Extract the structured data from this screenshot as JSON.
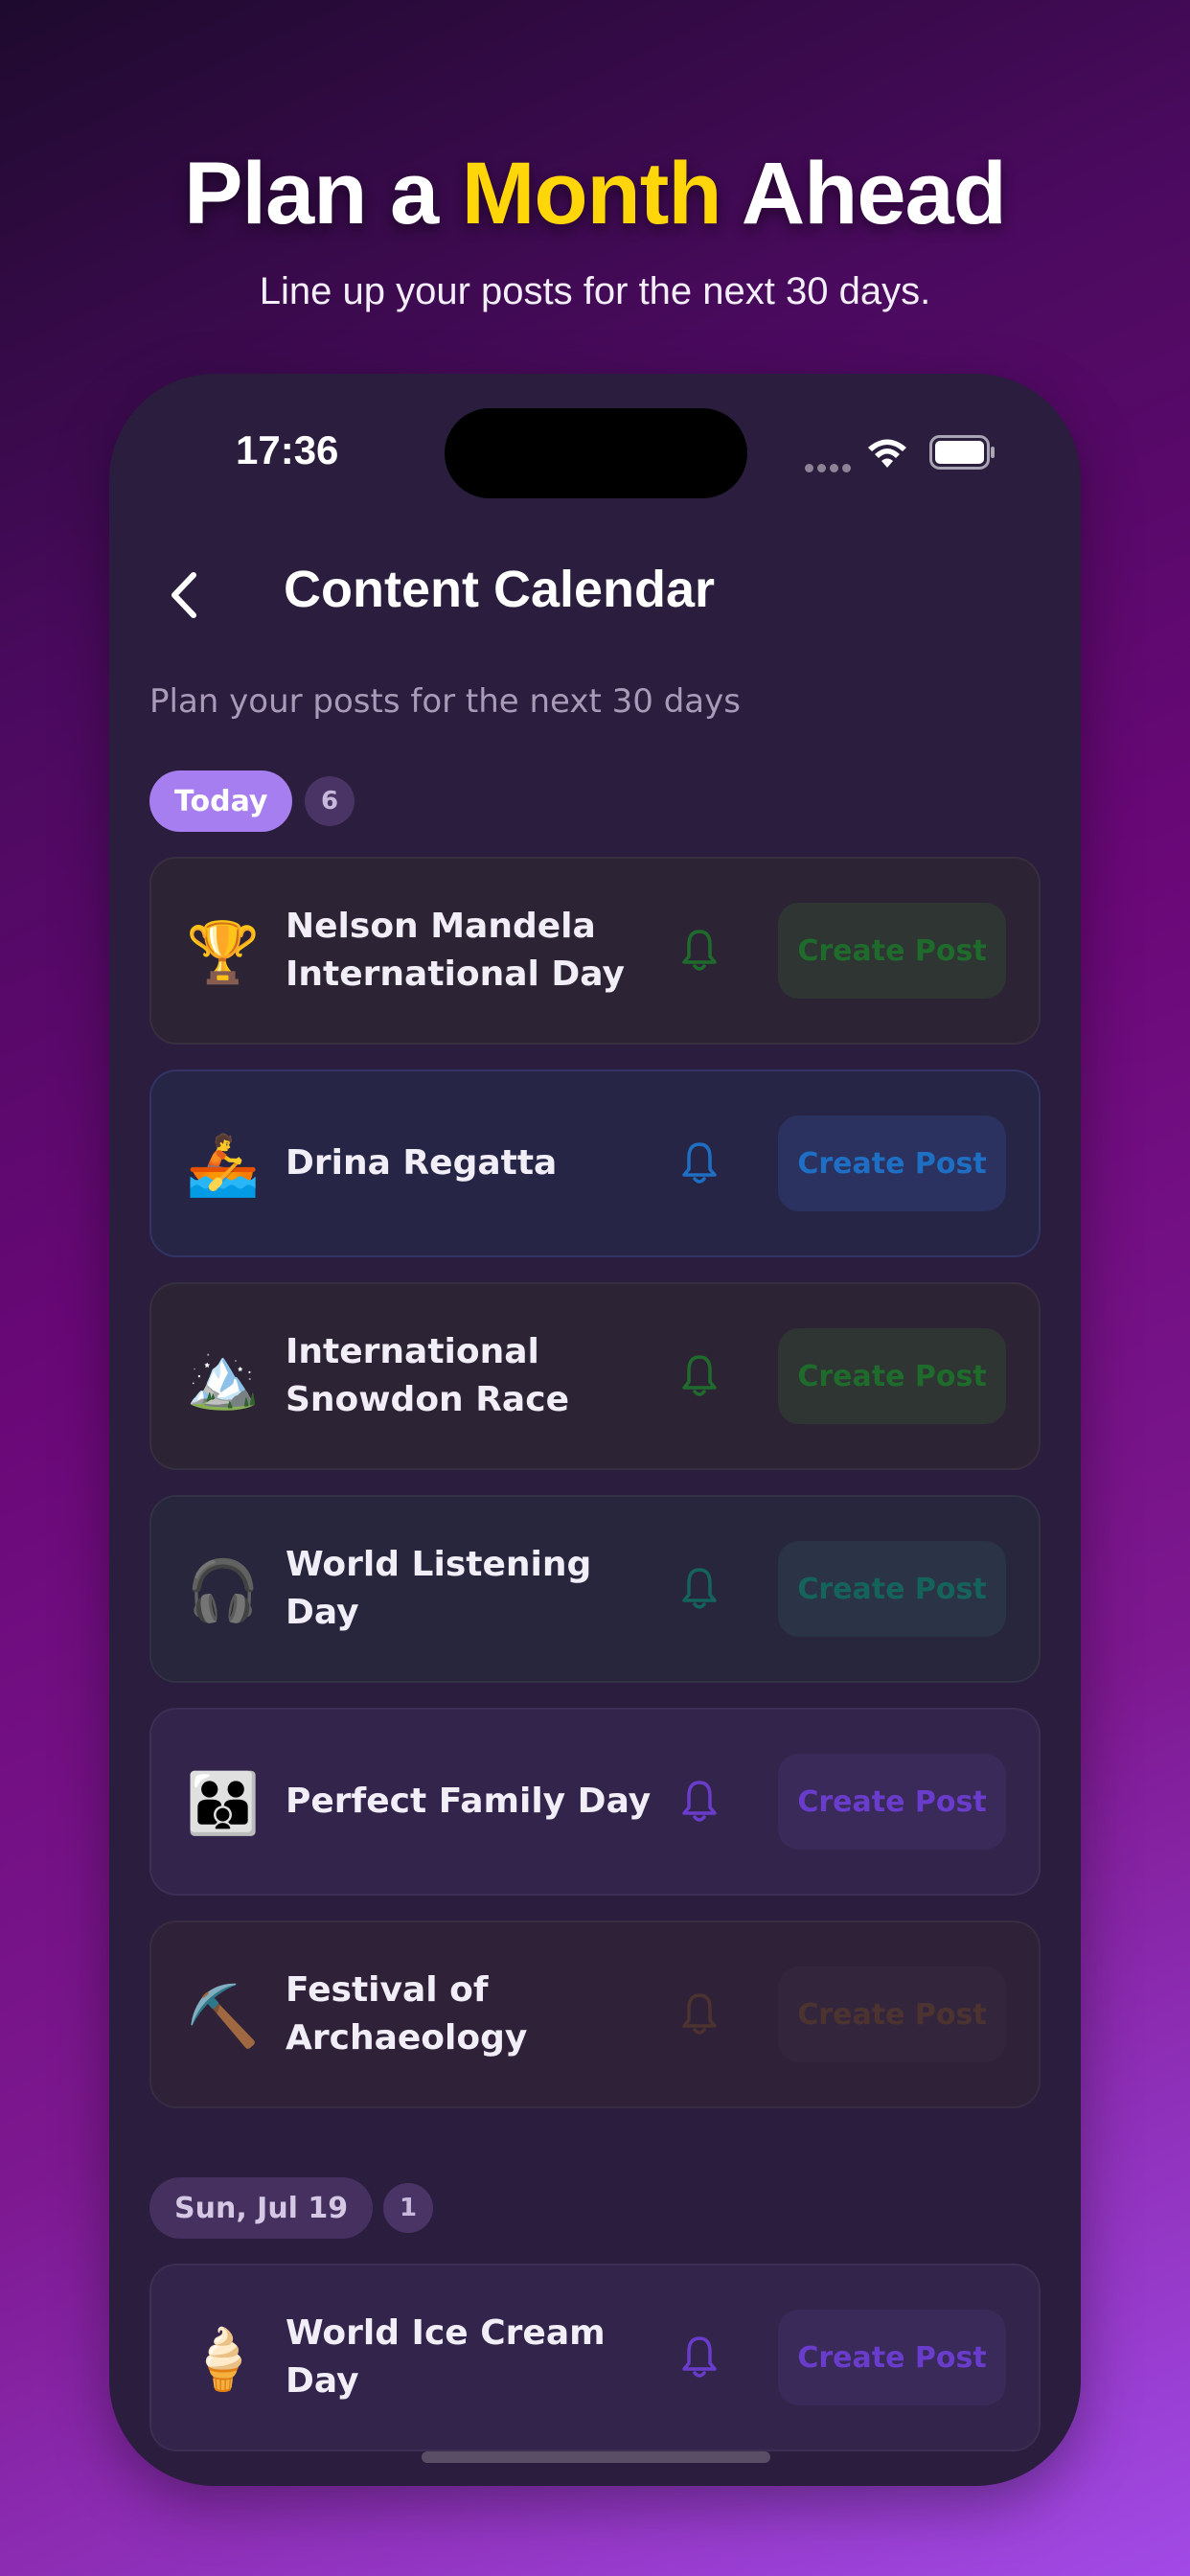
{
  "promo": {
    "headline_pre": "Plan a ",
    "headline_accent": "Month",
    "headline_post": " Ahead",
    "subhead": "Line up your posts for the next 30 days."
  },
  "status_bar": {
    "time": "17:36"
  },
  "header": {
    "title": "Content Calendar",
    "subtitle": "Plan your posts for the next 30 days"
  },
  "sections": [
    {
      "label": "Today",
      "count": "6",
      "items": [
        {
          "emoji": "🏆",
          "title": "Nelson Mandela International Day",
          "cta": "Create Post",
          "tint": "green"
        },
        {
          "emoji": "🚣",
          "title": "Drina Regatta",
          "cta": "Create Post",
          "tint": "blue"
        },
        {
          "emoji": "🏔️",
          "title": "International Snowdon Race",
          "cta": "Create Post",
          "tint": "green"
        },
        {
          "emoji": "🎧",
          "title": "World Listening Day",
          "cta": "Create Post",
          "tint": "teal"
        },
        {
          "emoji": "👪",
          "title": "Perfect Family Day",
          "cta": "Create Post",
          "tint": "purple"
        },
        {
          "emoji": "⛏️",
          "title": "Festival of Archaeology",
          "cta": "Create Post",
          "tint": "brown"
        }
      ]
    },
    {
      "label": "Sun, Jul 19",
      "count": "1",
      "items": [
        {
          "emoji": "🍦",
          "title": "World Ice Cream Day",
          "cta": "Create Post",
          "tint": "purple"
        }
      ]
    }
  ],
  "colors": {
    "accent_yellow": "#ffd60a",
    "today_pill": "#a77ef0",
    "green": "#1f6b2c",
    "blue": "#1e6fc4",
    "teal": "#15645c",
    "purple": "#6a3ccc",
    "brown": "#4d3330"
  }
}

--

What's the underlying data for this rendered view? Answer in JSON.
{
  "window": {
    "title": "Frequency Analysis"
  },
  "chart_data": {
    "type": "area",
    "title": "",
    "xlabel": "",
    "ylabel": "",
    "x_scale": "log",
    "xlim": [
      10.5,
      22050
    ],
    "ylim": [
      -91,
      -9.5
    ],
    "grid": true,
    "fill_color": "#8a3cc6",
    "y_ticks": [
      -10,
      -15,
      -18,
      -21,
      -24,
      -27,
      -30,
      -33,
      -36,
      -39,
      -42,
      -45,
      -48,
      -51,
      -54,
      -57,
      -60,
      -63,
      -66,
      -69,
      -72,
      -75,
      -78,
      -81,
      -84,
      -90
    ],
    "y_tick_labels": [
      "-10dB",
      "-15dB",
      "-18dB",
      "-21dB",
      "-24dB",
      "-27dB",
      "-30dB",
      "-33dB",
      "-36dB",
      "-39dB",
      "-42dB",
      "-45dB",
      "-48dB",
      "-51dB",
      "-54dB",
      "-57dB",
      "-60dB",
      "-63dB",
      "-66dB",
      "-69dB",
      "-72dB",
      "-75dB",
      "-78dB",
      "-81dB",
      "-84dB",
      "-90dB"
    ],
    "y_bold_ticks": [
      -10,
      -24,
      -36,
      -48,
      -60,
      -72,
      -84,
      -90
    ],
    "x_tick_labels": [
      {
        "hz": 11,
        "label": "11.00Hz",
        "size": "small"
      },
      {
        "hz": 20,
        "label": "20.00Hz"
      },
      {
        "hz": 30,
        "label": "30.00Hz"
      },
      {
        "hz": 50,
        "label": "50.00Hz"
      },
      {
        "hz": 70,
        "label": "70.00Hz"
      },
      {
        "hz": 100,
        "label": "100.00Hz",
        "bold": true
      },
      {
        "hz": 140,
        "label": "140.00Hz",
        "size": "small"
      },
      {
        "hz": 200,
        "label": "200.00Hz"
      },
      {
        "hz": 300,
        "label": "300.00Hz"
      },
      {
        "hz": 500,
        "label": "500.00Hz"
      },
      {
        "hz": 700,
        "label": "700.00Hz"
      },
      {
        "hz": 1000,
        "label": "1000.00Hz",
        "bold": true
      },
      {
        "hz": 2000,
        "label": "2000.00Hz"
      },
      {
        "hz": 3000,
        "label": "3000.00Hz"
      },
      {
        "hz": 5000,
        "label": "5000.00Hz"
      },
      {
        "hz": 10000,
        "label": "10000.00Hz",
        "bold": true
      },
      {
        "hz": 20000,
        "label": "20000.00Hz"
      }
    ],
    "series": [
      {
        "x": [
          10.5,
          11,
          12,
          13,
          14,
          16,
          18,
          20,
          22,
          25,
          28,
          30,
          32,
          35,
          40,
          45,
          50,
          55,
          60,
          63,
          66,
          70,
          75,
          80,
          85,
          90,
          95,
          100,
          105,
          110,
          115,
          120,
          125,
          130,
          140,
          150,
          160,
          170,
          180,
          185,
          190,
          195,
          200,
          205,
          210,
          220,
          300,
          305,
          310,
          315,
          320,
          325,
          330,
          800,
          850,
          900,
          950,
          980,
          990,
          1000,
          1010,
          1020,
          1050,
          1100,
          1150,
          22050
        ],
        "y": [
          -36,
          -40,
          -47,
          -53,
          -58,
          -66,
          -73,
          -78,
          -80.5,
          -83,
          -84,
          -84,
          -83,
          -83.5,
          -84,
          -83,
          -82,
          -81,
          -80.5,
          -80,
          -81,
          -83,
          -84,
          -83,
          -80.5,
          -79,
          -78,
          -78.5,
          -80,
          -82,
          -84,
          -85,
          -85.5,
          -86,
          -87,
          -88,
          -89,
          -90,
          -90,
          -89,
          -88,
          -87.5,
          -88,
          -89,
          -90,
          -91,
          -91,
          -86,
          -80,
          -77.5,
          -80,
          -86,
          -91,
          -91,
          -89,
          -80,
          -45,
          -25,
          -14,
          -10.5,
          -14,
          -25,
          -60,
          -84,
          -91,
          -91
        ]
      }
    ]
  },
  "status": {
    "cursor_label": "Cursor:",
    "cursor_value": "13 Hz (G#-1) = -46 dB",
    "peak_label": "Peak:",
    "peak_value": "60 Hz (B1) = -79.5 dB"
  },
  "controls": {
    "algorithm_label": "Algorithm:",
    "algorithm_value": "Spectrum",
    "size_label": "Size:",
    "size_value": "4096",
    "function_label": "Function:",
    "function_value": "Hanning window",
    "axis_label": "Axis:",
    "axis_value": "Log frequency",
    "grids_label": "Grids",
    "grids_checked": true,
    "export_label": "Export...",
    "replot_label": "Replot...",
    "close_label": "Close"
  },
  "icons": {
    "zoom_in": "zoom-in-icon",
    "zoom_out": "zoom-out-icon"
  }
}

◆ TO DO:
Check every line of the data, and copy the ones that contain "zoom".

◆ THE RESULT:
    "zoom_in": "zoom-in-icon",
    "zoom_out": "zoom-out-icon"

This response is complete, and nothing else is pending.